▸ What the task asks:
The data below is to be returned in full and exactly.

_____

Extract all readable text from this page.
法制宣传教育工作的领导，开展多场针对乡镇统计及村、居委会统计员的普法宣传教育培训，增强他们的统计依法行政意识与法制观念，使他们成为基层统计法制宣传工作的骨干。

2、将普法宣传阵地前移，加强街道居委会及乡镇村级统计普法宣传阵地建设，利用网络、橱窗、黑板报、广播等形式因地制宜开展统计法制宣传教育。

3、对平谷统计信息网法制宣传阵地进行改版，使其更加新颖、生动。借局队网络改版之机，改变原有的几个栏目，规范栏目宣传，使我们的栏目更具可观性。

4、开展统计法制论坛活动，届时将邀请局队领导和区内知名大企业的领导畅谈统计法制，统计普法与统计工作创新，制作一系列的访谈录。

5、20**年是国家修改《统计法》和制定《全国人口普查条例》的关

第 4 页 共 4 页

_____

▸ Task answer:
Extract all readable text from this page.
法制宣传教育工作的领导，开展多场针对乡镇统计及村、居委会统计员的普法宣传教育培训，增强他们的统计依法行政意识与法制观念，使他们成为基层统计法制宣传工作的骨干。

2、将普法宣传阵地前移，加强街道居委会及乡镇村级统计普法宣传阵地建设，利用网络、橱窗、黑板报、广播等形式因地制宜开展统计法制宣传教育。

3、对平谷统计信息网法制宣传阵地进行改版，使其更加新颖、生动。借局队网络改版之机，改变原有的几个栏目，规范栏目宣传，使我们的栏目更具可观性。

4、开展统计法制论坛活动，届时将邀请局队领导和区内知名大企业的领导畅谈统计法制，统计普法与统计工作创新，制作一系列的访谈录。

5、20**年是国家修改《统计法》和制定《全国人口普查条例》的关

第 4 页 共 4 页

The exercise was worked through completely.